Records from a data source:
— Begin —

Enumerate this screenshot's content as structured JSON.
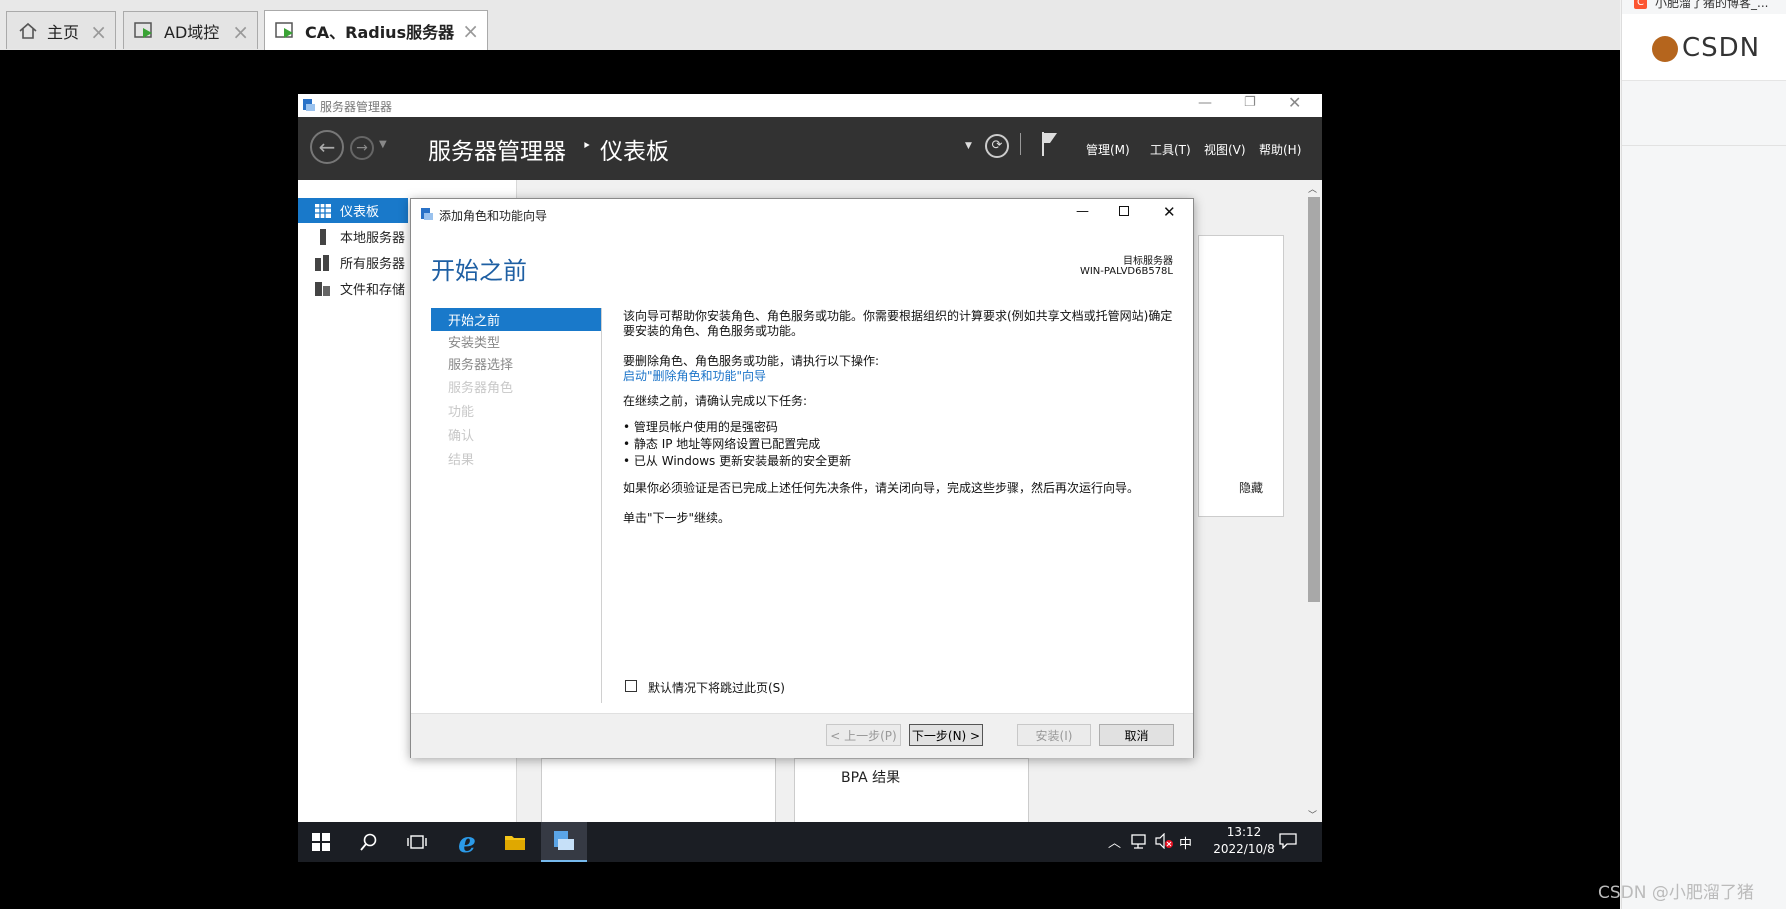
{
  "host_tabs": [
    {
      "label": "主页",
      "icon": "home-icon"
    },
    {
      "label": "AD域控",
      "icon": "vm-icon"
    },
    {
      "label": "CA、Radius服务器",
      "icon": "vm-icon"
    }
  ],
  "csdn": {
    "top_text": "小肥溜了猪的博客_...",
    "logo": "CSDN"
  },
  "watermark": "CSDN @小肥溜了猪",
  "server_manager": {
    "window_title": "服务器管理器",
    "breadcrumb_root": "服务器管理器",
    "breadcrumb_sep": "‣",
    "breadcrumb_page": "仪表板",
    "menu": [
      "管理(M)",
      "工具(T)",
      "视图(V)",
      "帮助(H)"
    ],
    "nav": [
      {
        "label": "仪表板",
        "icon": "dashboard-icon",
        "active": true
      },
      {
        "label": "本地服务器",
        "icon": "server-icon"
      },
      {
        "label": "所有服务器",
        "icon": "servers-icon"
      },
      {
        "label": "文件和存储",
        "icon": "storage-icon"
      }
    ],
    "hide_link": "隐藏",
    "bpa_label": "BPA 结果"
  },
  "wizard": {
    "title": "添加角色和功能向导",
    "heading": "开始之前",
    "target_label": "目标服务器",
    "target_name": "WIN-PALVD6B578L",
    "steps": [
      {
        "label": "开始之前",
        "state": "active"
      },
      {
        "label": "安装类型",
        "state": "enabled"
      },
      {
        "label": "服务器选择",
        "state": "enabled"
      },
      {
        "label": "服务器角色",
        "state": "disabled"
      },
      {
        "label": "功能",
        "state": "disabled"
      },
      {
        "label": "确认",
        "state": "disabled"
      },
      {
        "label": "结果",
        "state": "disabled"
      }
    ],
    "intro_line1": "该向导可帮助你安装角色、角色服务或功能。你需要根据组织的计算要求(例如共享文档或托管网站)确定",
    "intro_line2": "要安装的角色、角色服务或功能。",
    "remove_text": "要删除角色、角色服务或功能，请执行以下操作:",
    "remove_link": "启动\"删除角色和功能\"向导",
    "before_text": "在继续之前，请确认完成以下任务:",
    "bullets": [
      "管理员帐户使用的是强密码",
      "静态 IP 地址等网络设置已配置完成",
      "已从 Windows 更新安装最新的安全更新"
    ],
    "verify_text": "如果你必须验证是否已完成上述任何先决条件，请关闭向导，完成这些步骤，然后再次运行向导。",
    "next_hint": "单击\"下一步\"继续。",
    "skip_checkbox": "默认情况下将跳过此页(S)",
    "buttons": {
      "prev": "< 上一步(P)",
      "next": "下一步(N) >",
      "install": "安装(I)",
      "cancel": "取消"
    }
  },
  "taskbar": {
    "time": "13:12",
    "date": "2022/10/8",
    "ime": "中"
  },
  "colors": {
    "accent": "#1979ca",
    "heading_blue": "#1e5fa3",
    "link": "#1a73c8",
    "dark_header": "#323232",
    "taskbar": "#1b1e24"
  }
}
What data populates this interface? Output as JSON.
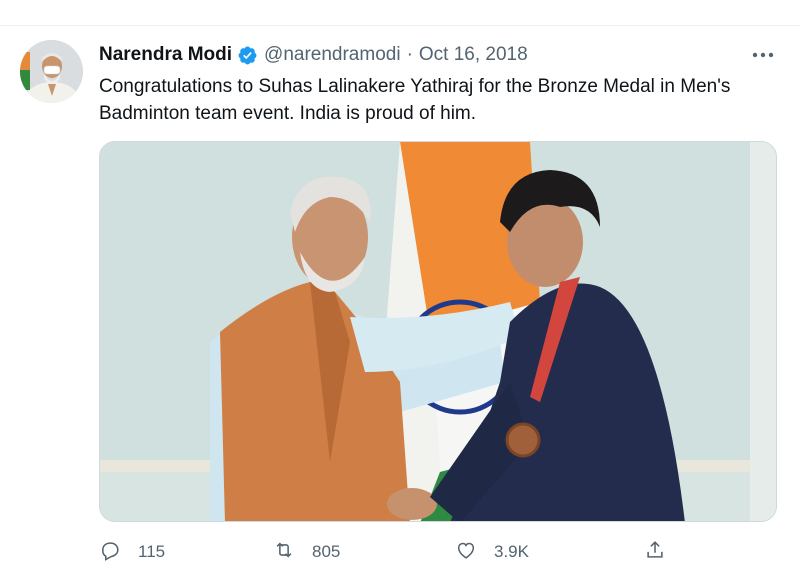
{
  "tweet": {
    "author_name": "Narendra Modi",
    "handle": "@narendramodi",
    "separator": "·",
    "date": "Oct 16, 2018",
    "text": "Congratulations to Suhas Lalinakere Yathiraj for the Bronze Medal in Men's Badminton team event. India is proud of him."
  },
  "actions": {
    "replies": "115",
    "retweets": "805",
    "likes": "3.9K"
  },
  "icons": {
    "verified": "verified-badge-icon",
    "more": "more-options-icon",
    "reply": "reply-icon",
    "retweet": "retweet-icon",
    "like": "heart-icon",
    "share": "share-icon"
  },
  "colors": {
    "verified_blue": "#1d9bf0",
    "secondary_text": "#536471",
    "primary_text": "#0f1419"
  }
}
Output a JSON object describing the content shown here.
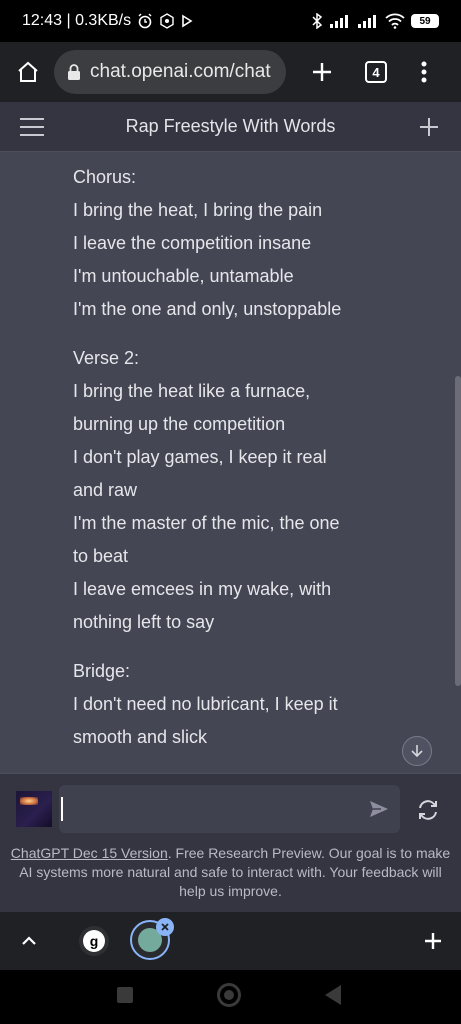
{
  "status_bar": {
    "time_speed": "12:43 | 0.3KB/s",
    "icons": [
      "alarm-icon",
      "settings-hex-icon",
      "play-icon",
      "bluetooth-icon",
      "signal-icon",
      "signal-icon",
      "wifi-icon"
    ],
    "battery": "59"
  },
  "browser": {
    "url": "chat.openai.com/chat",
    "tab_count": "4"
  },
  "chat": {
    "title": "Rap Freestyle With Words"
  },
  "message": {
    "chorus": [
      "Chorus:",
      "I bring the heat, I bring the pain",
      "I leave the competition insane",
      "I'm untouchable, untamable",
      "I'm the one and only, unstoppable"
    ],
    "verse2": [
      "Verse 2:",
      "I bring the heat like a furnace,",
      "burning up the competition",
      "I don't play games, I keep it real",
      "and raw",
      "I'm the master of the mic, the one",
      "to beat",
      "I leave emcees in my wake, with",
      "nothing left to say"
    ],
    "bridge": [
      "Bridge:",
      "I don't need no lubricant, I keep it",
      "smooth and slick"
    ]
  },
  "input": {
    "value": "",
    "footer_link": "ChatGPT Dec 15 Version",
    "footer_text": ". Free Research Preview. Our goal is to make AI systems more natural and safe to interact with. Your feedback will help us improve."
  },
  "colors": {
    "content_bg": "#444654",
    "header_bg": "#343541",
    "browser_bg": "#202124",
    "accent": "#8ab4f8"
  }
}
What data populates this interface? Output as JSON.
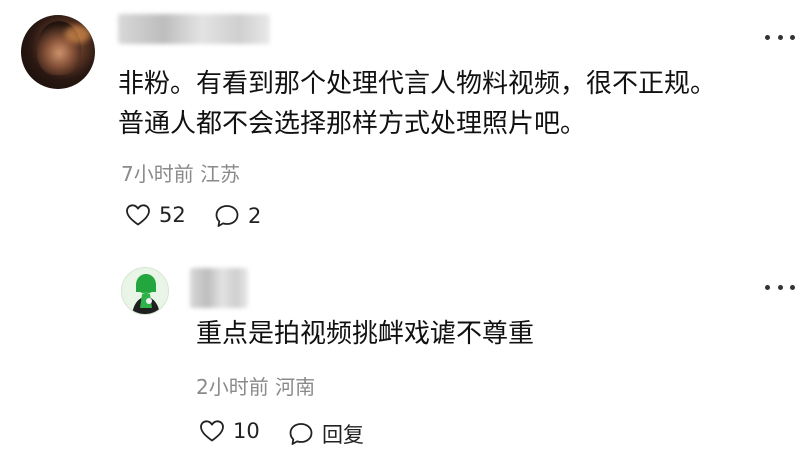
{
  "comment": {
    "text": "非粉。有看到那个处理代言人物料视频，很不正规。\n普通人都不会选择那样方式处理照片吧。",
    "meta": "7小时前  江苏",
    "like_count": "52",
    "reply_count": "2",
    "icons": {
      "like": "heart-outline-icon",
      "reply": "speech-bubble-icon",
      "more": "more-dots-icon"
    }
  },
  "reply": {
    "text": "重点是拍视频挑衅戏谑不尊重",
    "meta": "2小时前  河南",
    "like_count": "10",
    "reply_label": "回复",
    "icons": {
      "like": "heart-outline-icon",
      "reply": "speech-bubble-icon",
      "more": "more-dots-icon"
    }
  }
}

— End —

WORK INSTRUCTIONS:
Write out the listing above again, exactly, but with no pictures in the copy.

SOLUTION TO THE PROBLEM:
Enumerate this screenshot's content as structured JSON.
{
  "host_tabs": [
    {
      "label": "主页",
      "icon": "home-icon"
    },
    {
      "label": "AD域控",
      "icon": "vm-icon"
    },
    {
      "label": "CA、Radius服务器",
      "icon": "vm-icon"
    }
  ],
  "csdn": {
    "top_text": "小肥溜了猪的博客_...",
    "logo": "CSDN"
  },
  "watermark": "CSDN @小肥溜了猪",
  "server_manager": {
    "window_title": "服务器管理器",
    "breadcrumb_root": "服务器管理器",
    "breadcrumb_sep": "‣",
    "breadcrumb_page": "仪表板",
    "menu": [
      "管理(M)",
      "工具(T)",
      "视图(V)",
      "帮助(H)"
    ],
    "nav": [
      {
        "label": "仪表板",
        "icon": "dashboard-icon",
        "active": true
      },
      {
        "label": "本地服务器",
        "icon": "server-icon"
      },
      {
        "label": "所有服务器",
        "icon": "servers-icon"
      },
      {
        "label": "文件和存储",
        "icon": "storage-icon"
      }
    ],
    "hide_link": "隐藏",
    "bpa_label": "BPA 结果"
  },
  "wizard": {
    "title": "添加角色和功能向导",
    "heading": "开始之前",
    "target_label": "目标服务器",
    "target_name": "WIN-PALVD6B578L",
    "steps": [
      {
        "label": "开始之前",
        "state": "active"
      },
      {
        "label": "安装类型",
        "state": "enabled"
      },
      {
        "label": "服务器选择",
        "state": "enabled"
      },
      {
        "label": "服务器角色",
        "state": "disabled"
      },
      {
        "label": "功能",
        "state": "disabled"
      },
      {
        "label": "确认",
        "state": "disabled"
      },
      {
        "label": "结果",
        "state": "disabled"
      }
    ],
    "intro_line1": "该向导可帮助你安装角色、角色服务或功能。你需要根据组织的计算要求(例如共享文档或托管网站)确定",
    "intro_line2": "要安装的角色、角色服务或功能。",
    "remove_text": "要删除角色、角色服务或功能，请执行以下操作:",
    "remove_link": "启动\"删除角色和功能\"向导",
    "before_text": "在继续之前，请确认完成以下任务:",
    "bullets": [
      "管理员帐户使用的是强密码",
      "静态 IP 地址等网络设置已配置完成",
      "已从 Windows 更新安装最新的安全更新"
    ],
    "verify_text": "如果你必须验证是否已完成上述任何先决条件，请关闭向导，完成这些步骤，然后再次运行向导。",
    "next_hint": "单击\"下一步\"继续。",
    "skip_checkbox": "默认情况下将跳过此页(S)",
    "buttons": {
      "prev": "< 上一步(P)",
      "next": "下一步(N) >",
      "install": "安装(I)",
      "cancel": "取消"
    }
  },
  "taskbar": {
    "time": "13:12",
    "date": "2022/10/8",
    "ime": "中"
  },
  "colors": {
    "accent": "#1979ca",
    "heading_blue": "#1e5fa3",
    "link": "#1a73c8",
    "dark_header": "#323232",
    "taskbar": "#1b1e24"
  }
}
What data populates this interface? Output as JSON.
{
  "tweet": {
    "author_name": "Narendra Modi",
    "handle": "@narendramodi",
    "separator": "·",
    "date": "Oct 16, 2018",
    "text": "Congratulations to Suhas Lalinakere Yathiraj for the Bronze Medal in Men's Badminton team event. India is proud of him."
  },
  "actions": {
    "replies": "115",
    "retweets": "805",
    "likes": "3.9K"
  },
  "icons": {
    "verified": "verified-badge-icon",
    "more": "more-options-icon",
    "reply": "reply-icon",
    "retweet": "retweet-icon",
    "like": "heart-icon",
    "share": "share-icon"
  },
  "colors": {
    "verified_blue": "#1d9bf0",
    "secondary_text": "#536471",
    "primary_text": "#0f1419"
  }
}
Output a JSON object describing the content shown here.
{
  "status_bar": {
    "time_speed": "12:43 | 0.3KB/s",
    "icons": [
      "alarm-icon",
      "settings-hex-icon",
      "play-icon",
      "bluetooth-icon",
      "signal-icon",
      "signal-icon",
      "wifi-icon"
    ],
    "battery": "59"
  },
  "browser": {
    "url": "chat.openai.com/chat",
    "tab_count": "4"
  },
  "chat": {
    "title": "Rap Freestyle With Words"
  },
  "message": {
    "chorus": [
      "Chorus:",
      "I bring the heat, I bring the pain",
      "I leave the competition insane",
      "I'm untouchable, untamable",
      "I'm the one and only, unstoppable"
    ],
    "verse2": [
      "Verse 2:",
      "I bring the heat like a furnace,",
      "burning up the competition",
      "I don't play games, I keep it real",
      "and raw",
      "I'm the master of the mic, the one",
      "to beat",
      "I leave emcees in my wake, with",
      "nothing left to say"
    ],
    "bridge": [
      "Bridge:",
      "I don't need no lubricant, I keep it",
      "smooth and slick"
    ]
  },
  "input": {
    "value": "",
    "footer_link": "ChatGPT Dec 15 Version",
    "footer_text": ". Free Research Preview. Our goal is to make AI systems more natural and safe to interact with. Your feedback will help us improve."
  },
  "colors": {
    "content_bg": "#444654",
    "header_bg": "#343541",
    "browser_bg": "#202124",
    "accent": "#8ab4f8"
  }
}
What data populates this interface? Output as JSON.
{
  "comment": {
    "text": "非粉。有看到那个处理代言人物料视频，很不正规。\n普通人都不会选择那样方式处理照片吧。",
    "meta": "7小时前  江苏",
    "like_count": "52",
    "reply_count": "2",
    "icons": {
      "like": "heart-outline-icon",
      "reply": "speech-bubble-icon",
      "more": "more-dots-icon"
    }
  },
  "reply": {
    "text": "重点是拍视频挑衅戏谑不尊重",
    "meta": "2小时前  河南",
    "like_count": "10",
    "reply_label": "回复",
    "icons": {
      "like": "heart-outline-icon",
      "reply": "speech-bubble-icon",
      "more": "more-dots-icon"
    }
  }
}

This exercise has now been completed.